* EXERCISE DATA
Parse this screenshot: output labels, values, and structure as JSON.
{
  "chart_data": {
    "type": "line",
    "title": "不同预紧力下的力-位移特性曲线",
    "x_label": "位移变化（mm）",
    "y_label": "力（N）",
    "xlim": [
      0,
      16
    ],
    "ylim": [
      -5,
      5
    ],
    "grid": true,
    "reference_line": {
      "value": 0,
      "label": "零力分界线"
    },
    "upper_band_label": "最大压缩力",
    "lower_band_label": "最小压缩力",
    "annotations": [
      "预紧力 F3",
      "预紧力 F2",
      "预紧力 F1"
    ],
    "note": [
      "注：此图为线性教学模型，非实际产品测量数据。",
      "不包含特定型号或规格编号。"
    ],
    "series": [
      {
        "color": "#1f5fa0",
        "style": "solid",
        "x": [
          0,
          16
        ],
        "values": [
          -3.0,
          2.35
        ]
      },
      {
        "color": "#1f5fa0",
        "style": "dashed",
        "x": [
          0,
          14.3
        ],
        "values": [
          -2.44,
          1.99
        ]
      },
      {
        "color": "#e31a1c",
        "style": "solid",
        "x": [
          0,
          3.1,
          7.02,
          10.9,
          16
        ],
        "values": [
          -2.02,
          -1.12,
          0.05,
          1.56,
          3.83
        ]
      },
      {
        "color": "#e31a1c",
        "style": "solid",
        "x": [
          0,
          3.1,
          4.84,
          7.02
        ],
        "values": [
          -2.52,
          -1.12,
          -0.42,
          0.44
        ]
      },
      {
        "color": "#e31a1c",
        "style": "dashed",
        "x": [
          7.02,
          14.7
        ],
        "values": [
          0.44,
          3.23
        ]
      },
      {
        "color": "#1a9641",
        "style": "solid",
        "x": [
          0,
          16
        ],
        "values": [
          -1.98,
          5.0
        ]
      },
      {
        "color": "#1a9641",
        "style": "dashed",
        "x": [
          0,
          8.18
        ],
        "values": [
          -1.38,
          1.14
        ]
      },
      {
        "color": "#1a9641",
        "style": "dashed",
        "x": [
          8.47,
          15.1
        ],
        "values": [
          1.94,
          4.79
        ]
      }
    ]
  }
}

* REQUIRED WORK
Extract each line of the listing above, copying it word for word.

* COMPLETED TASK
Parse this screenshot: output labels, values, and structure as JSON.
{
  "chart_data": {
    "type": "line",
    "title": "不同预紧力下的力-位移特性曲线",
    "x_label": "位移变化（mm）",
    "y_label": "力（N）",
    "xlim": [
      0,
      16
    ],
    "ylim": [
      -5,
      5
    ],
    "grid": true,
    "reference_line": {
      "value": 0,
      "label": "零力分界线"
    },
    "upper_band_label": "最大压缩力",
    "lower_band_label": "最小压缩力",
    "annotations": [
      "预紧力 F3",
      "预紧力 F2",
      "预紧力 F1"
    ],
    "note": [
      "注：此图为线性教学模型，非实际产品测量数据。",
      "不包含特定型号或规格编号。"
    ],
    "series": [
      {
        "color": "#1f5fa0",
        "style": "solid",
        "x": [
          0,
          16
        ],
        "values": [
          -3.0,
          2.35
        ]
      },
      {
        "color": "#1f5fa0",
        "style": "dashed",
        "x": [
          0,
          14.3
        ],
        "values": [
          -2.44,
          1.99
        ]
      },
      {
        "color": "#e31a1c",
        "style": "solid",
        "x": [
          0,
          3.1,
          7.02,
          10.9,
          16
        ],
        "values": [
          -2.02,
          -1.12,
          0.05,
          1.56,
          3.83
        ]
      },
      {
        "color": "#e31a1c",
        "style": "solid",
        "x": [
          0,
          3.1,
          4.84,
          7.02
        ],
        "values": [
          -2.52,
          -1.12,
          -0.42,
          0.44
        ]
      },
      {
        "color": "#e31a1c",
        "style": "dashed",
        "x": [
          7.02,
          14.7
        ],
        "values": [
          0.44,
          3.23
        ]
      },
      {
        "color": "#1a9641",
        "style": "solid",
        "x": [
          0,
          16
        ],
        "values": [
          -1.98,
          5.0
        ]
      },
      {
        "color": "#1a9641",
        "style": "dashed",
        "x": [
          0,
          8.18
        ],
        "values": [
          -1.38,
          1.14
        ]
      },
      {
        "color": "#1a9641",
        "style": "dashed",
        "x": [
          8.47,
          15.1
        ],
        "values": [
          1.94,
          4.79
        ]
      }
    ]
  }
}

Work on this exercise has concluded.